**Exercise directions**:
Quote all lines below exactly. Images stay out.

**Stored data**:
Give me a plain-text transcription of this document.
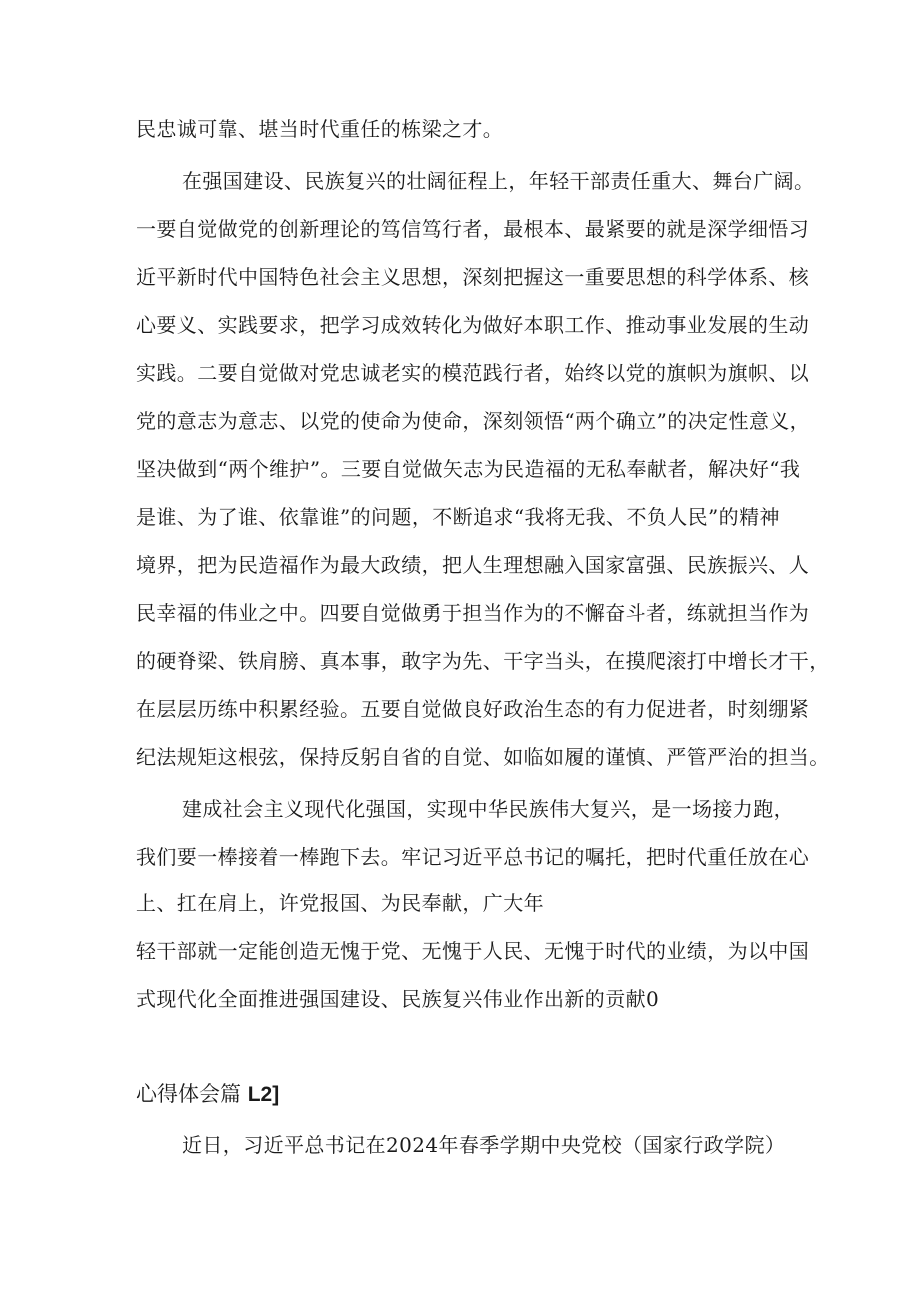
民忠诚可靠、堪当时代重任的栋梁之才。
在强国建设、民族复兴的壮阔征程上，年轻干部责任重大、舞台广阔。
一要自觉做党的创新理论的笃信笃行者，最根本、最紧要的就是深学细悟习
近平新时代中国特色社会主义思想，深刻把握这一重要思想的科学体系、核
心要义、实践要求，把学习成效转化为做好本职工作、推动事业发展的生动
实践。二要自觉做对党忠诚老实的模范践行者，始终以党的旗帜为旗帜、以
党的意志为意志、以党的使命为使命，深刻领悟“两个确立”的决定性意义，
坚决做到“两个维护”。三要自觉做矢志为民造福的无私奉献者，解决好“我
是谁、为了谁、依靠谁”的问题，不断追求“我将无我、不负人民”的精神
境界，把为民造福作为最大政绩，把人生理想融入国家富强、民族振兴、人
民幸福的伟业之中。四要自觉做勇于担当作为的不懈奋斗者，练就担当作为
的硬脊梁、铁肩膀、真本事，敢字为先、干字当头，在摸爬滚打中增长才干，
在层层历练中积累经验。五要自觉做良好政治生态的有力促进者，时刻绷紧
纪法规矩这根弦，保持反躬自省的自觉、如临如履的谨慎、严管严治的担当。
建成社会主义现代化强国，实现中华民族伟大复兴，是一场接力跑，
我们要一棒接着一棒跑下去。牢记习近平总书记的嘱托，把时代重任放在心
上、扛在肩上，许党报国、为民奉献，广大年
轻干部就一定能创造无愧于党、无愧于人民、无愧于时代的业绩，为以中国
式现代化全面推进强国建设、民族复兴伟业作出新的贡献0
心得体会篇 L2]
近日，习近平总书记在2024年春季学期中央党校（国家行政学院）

**Written solution**:
Give me a plain-text transcription of this document.
民忠诚可靠、堪当时代重任的栋梁之才。
在强国建设、民族复兴的壮阔征程上，年轻干部责任重大、舞台广阔。
一要自觉做党的创新理论的笃信笃行者，最根本、最紧要的就是深学细悟习
近平新时代中国特色社会主义思想，深刻把握这一重要思想的科学体系、核
心要义、实践要求，把学习成效转化为做好本职工作、推动事业发展的生动
实践。二要自觉做对党忠诚老实的模范践行者，始终以党的旗帜为旗帜、以
党的意志为意志、以党的使命为使命，深刻领悟“两个确立”的决定性意义，
坚决做到“两个维护”。三要自觉做矢志为民造福的无私奉献者，解决好“我
是谁、为了谁、依靠谁”的问题，不断追求“我将无我、不负人民”的精神
境界，把为民造福作为最大政绩，把人生理想融入国家富强、民族振兴、人
民幸福的伟业之中。四要自觉做勇于担当作为的不懈奋斗者，练就担当作为
的硬脊梁、铁肩膀、真本事，敢字为先、干字当头，在摸爬滚打中增长才干，
在层层历练中积累经验。五要自觉做良好政治生态的有力促进者，时刻绷紧
纪法规矩这根弦，保持反躬自省的自觉、如临如履的谨慎、严管严治的担当。
建成社会主义现代化强国，实现中华民族伟大复兴，是一场接力跑，
我们要一棒接着一棒跑下去。牢记习近平总书记的嘱托，把时代重任放在心
上、扛在肩上，许党报国、为民奉献，广大年
轻干部就一定能创造无愧于党、无愧于人民、无愧于时代的业绩，为以中国
式现代化全面推进强国建设、民族复兴伟业作出新的贡献0
心得体会篇 L2]
近日，习近平总书记在2024年春季学期中央党校（国家行政学院）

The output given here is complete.